• [Short problem] Scan the records for the word "商品代として". Copy each line that includes it.

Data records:
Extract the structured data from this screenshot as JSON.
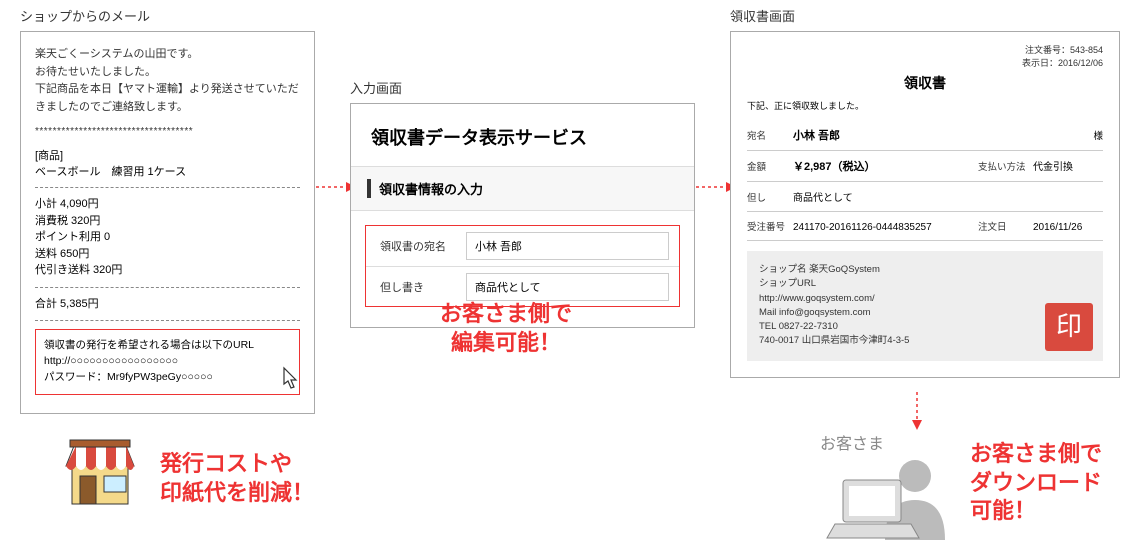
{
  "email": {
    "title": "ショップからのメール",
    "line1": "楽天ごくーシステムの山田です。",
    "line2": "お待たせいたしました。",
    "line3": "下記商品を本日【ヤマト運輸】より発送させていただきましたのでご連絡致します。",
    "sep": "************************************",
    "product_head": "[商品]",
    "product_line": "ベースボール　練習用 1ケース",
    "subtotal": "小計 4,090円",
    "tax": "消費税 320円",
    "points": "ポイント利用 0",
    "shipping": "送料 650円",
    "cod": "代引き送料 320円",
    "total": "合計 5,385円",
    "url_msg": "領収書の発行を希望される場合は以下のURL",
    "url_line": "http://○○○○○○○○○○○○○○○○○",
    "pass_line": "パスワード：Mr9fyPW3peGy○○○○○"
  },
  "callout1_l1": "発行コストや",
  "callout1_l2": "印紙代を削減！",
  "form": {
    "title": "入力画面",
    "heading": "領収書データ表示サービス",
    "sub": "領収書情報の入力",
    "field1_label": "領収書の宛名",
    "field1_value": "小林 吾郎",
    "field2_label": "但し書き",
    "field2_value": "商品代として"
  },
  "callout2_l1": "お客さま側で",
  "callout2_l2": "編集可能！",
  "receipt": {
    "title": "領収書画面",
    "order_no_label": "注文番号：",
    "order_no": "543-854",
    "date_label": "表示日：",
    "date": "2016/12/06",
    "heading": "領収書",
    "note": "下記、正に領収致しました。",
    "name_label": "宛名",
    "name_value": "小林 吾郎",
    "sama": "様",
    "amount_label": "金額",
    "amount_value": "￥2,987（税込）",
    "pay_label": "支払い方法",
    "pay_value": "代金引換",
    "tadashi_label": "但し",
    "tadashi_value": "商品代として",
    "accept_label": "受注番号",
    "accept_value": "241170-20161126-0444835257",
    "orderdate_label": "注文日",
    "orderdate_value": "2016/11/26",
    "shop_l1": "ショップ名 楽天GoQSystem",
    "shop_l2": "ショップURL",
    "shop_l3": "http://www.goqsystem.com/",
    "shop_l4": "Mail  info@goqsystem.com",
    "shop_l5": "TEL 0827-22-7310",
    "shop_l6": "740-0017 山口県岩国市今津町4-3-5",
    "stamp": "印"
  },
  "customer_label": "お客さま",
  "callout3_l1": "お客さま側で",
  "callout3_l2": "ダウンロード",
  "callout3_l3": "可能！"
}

==

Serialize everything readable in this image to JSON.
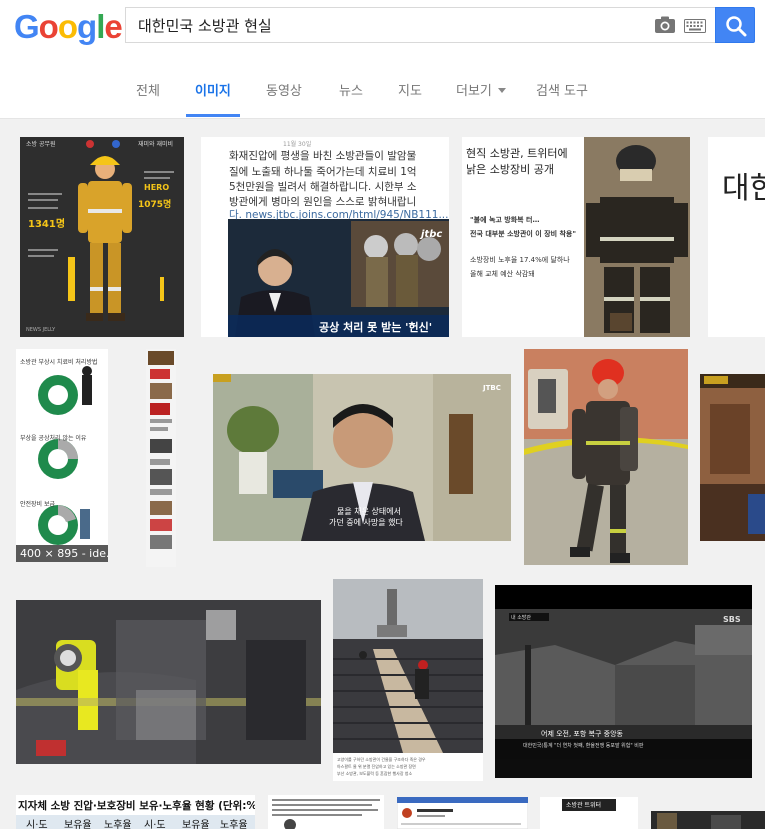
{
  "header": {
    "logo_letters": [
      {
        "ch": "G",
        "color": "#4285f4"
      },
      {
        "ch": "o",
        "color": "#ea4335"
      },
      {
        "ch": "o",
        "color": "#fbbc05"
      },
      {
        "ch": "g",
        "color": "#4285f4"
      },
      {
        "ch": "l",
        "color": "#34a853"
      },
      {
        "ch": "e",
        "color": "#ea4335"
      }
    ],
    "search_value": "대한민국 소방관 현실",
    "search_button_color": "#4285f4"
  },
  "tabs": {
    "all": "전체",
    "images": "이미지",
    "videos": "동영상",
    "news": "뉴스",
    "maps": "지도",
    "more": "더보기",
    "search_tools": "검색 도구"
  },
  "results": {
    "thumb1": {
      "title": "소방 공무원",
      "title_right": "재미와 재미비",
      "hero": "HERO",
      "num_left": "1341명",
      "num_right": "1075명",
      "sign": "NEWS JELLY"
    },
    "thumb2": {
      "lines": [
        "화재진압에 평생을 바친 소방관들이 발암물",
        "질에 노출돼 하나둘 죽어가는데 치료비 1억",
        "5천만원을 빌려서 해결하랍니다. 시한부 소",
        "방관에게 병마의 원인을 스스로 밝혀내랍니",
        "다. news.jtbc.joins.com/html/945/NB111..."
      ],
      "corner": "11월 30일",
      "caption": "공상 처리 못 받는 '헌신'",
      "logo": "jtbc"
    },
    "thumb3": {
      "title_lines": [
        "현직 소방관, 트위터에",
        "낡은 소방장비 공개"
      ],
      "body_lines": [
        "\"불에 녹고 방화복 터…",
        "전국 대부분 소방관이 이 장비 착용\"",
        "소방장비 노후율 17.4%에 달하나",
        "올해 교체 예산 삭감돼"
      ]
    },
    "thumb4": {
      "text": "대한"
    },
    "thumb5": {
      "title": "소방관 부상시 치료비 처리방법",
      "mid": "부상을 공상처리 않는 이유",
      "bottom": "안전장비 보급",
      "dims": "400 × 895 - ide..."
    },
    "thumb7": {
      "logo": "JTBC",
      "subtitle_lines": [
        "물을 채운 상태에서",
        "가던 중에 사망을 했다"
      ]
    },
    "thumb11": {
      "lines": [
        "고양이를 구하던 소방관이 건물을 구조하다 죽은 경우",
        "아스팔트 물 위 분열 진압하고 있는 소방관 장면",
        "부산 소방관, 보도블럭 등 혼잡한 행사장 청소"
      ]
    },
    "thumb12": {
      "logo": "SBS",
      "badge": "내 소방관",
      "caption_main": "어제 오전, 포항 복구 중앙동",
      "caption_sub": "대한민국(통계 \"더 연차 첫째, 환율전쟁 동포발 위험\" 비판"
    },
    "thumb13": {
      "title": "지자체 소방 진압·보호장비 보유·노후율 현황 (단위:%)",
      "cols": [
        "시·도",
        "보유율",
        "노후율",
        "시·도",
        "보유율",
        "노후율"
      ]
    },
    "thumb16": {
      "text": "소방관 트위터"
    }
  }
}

---

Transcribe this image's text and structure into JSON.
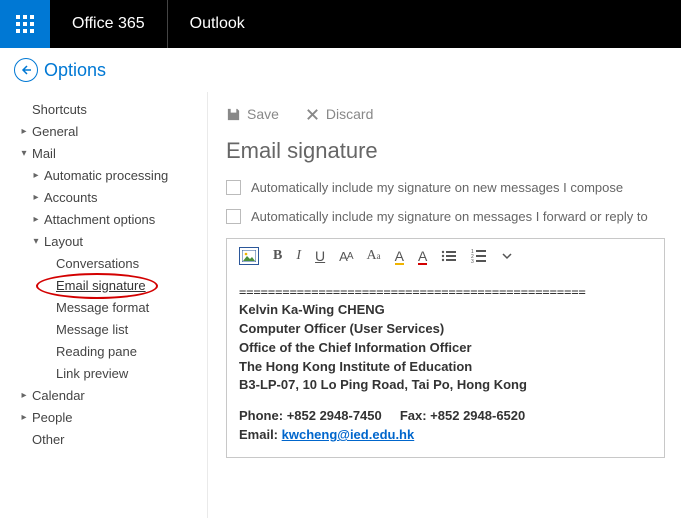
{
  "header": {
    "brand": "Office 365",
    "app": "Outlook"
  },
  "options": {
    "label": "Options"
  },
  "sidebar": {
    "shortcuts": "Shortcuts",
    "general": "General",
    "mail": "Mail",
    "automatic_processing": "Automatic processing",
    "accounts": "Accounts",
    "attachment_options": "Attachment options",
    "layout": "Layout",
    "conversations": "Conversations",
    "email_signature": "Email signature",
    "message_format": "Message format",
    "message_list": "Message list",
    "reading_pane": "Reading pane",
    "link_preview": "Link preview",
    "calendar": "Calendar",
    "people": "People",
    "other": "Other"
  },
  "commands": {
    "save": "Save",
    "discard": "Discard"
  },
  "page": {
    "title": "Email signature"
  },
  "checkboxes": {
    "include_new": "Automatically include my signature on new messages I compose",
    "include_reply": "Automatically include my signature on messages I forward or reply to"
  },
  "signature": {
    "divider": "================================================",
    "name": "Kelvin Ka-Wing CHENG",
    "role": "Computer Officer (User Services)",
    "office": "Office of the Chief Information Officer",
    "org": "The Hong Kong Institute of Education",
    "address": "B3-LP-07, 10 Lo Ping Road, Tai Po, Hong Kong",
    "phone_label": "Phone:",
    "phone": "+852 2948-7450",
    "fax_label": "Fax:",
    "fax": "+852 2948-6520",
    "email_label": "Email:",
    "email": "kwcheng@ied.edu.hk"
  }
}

• [The output]
    "field2_value": "商品代として"
    "tadashi_value": "商品代として",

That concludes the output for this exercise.